* ACTIVITÉS
• a. D'après le texte sur la douleur chronique, à quoi la douleur est-elle grandement reliée ?
• b. Restituez mot pour mot le passage du texte sur la douleur chronique, en commençant par « On découvrira, dans » et en allant jusqu'à « dans la dépression. ».
┌─ TEXTE D'ÉTUDE
On découvrira, dans cette conférence, que l’immense majorité des cas de douleurs chroniques ne sont pas corrélés à un problème structurel, et ce même avec un diagnostic médical. Quand il a été identifié que la douleur « est dans la tête », reste à inviter la personne à changer son regard et ses croyances, car la douleur, elle, est bel et bien réelle, et entre autres, peut vous précipiter dans la dépression.
Nous savons aujourd’hui (les neurosciences l’ont abondamment prouvé) que la douleur, qui est toujours un signal d’alerte, est grandement reliée à l’interprétation que la personne fait d’une situation. En d’autres termes, ce qui est perçu comme une menace est très différent d’une sensibilité à une autre, car cette sensibilité est faite de tout ce qui constitue cette personne et en particulier, de ses expériences passées, qui font partie d’elle et l’ont modelée. Qu’elle a acquises, et du point de vue de son développement neurologique, « apprises »..
└─
┌─ ENTRÉES FOURNIES
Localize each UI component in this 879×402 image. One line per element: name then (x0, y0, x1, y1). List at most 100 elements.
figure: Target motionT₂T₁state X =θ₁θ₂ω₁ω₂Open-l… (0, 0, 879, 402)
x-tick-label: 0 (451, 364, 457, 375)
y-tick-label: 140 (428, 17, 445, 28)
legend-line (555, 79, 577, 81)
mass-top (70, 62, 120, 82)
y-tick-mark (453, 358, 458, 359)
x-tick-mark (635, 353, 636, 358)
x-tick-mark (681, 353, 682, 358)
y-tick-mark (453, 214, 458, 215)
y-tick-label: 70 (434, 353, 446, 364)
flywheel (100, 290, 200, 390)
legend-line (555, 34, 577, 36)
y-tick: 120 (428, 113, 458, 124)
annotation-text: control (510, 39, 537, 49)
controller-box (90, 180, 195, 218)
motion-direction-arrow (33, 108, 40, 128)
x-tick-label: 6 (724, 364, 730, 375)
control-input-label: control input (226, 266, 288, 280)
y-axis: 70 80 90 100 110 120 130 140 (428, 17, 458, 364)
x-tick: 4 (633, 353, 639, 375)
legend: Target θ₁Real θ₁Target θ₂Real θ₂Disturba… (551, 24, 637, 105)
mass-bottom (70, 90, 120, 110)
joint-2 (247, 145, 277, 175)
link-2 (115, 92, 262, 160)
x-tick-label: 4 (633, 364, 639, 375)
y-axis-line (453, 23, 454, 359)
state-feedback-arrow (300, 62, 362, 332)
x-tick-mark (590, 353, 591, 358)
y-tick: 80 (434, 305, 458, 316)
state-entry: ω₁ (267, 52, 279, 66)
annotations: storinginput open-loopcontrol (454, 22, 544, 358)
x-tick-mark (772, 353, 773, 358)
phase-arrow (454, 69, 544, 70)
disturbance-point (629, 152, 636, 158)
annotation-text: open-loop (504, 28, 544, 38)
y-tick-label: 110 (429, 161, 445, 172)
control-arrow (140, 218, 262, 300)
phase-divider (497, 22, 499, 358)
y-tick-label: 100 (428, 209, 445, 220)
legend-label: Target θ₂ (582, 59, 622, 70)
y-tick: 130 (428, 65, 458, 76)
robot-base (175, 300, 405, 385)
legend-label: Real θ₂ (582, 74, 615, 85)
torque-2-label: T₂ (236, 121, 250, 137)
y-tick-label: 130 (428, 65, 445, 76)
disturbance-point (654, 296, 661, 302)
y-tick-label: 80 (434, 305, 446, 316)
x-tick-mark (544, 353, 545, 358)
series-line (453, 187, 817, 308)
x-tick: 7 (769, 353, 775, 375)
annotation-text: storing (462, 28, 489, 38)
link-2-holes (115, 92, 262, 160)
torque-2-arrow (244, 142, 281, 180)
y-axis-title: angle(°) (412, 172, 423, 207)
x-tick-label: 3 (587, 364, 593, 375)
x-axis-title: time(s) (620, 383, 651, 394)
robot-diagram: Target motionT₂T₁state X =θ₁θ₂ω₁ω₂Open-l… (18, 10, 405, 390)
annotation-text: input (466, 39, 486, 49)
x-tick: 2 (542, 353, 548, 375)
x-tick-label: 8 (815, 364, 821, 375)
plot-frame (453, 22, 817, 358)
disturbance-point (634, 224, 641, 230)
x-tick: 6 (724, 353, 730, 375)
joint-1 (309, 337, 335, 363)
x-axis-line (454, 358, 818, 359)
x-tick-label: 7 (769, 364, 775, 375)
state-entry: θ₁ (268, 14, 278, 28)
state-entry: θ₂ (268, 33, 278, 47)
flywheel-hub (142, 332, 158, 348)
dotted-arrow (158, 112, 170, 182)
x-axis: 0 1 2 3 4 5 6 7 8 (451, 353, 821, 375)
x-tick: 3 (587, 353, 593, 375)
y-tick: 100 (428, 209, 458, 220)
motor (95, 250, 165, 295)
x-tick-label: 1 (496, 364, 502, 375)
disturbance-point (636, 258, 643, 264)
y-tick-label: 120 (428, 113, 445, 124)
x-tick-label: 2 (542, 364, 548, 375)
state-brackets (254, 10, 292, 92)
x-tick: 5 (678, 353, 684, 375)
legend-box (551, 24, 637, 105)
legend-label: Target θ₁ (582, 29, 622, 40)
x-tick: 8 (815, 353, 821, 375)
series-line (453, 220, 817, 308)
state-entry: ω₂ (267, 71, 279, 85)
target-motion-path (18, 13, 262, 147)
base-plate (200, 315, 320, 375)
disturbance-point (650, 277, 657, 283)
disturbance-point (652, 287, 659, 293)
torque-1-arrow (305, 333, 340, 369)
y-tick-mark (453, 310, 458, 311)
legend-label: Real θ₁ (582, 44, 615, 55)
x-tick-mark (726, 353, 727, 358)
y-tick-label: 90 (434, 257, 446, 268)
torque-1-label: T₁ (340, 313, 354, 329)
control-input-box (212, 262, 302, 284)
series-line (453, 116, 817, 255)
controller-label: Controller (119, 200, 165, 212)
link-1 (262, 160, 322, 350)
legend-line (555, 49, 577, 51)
└─
* CORRIGÉ
• a. À l'interprétation que la personne fait d'une situation.

• b.
On découvrira, dans cette conférence, que l’immense majorité des cas de douleurs chroniques ne sont pas corrélés à un problème structurel, et ce même avec un diagnostic médical. Quand il a été identifié que la douleur « est dans la tête », reste à inviter la personne à changer son regard et ses croyances, car la douleur, elle, est bel et bien réelle, et entre autres, peut vous précipiter dans la dépression.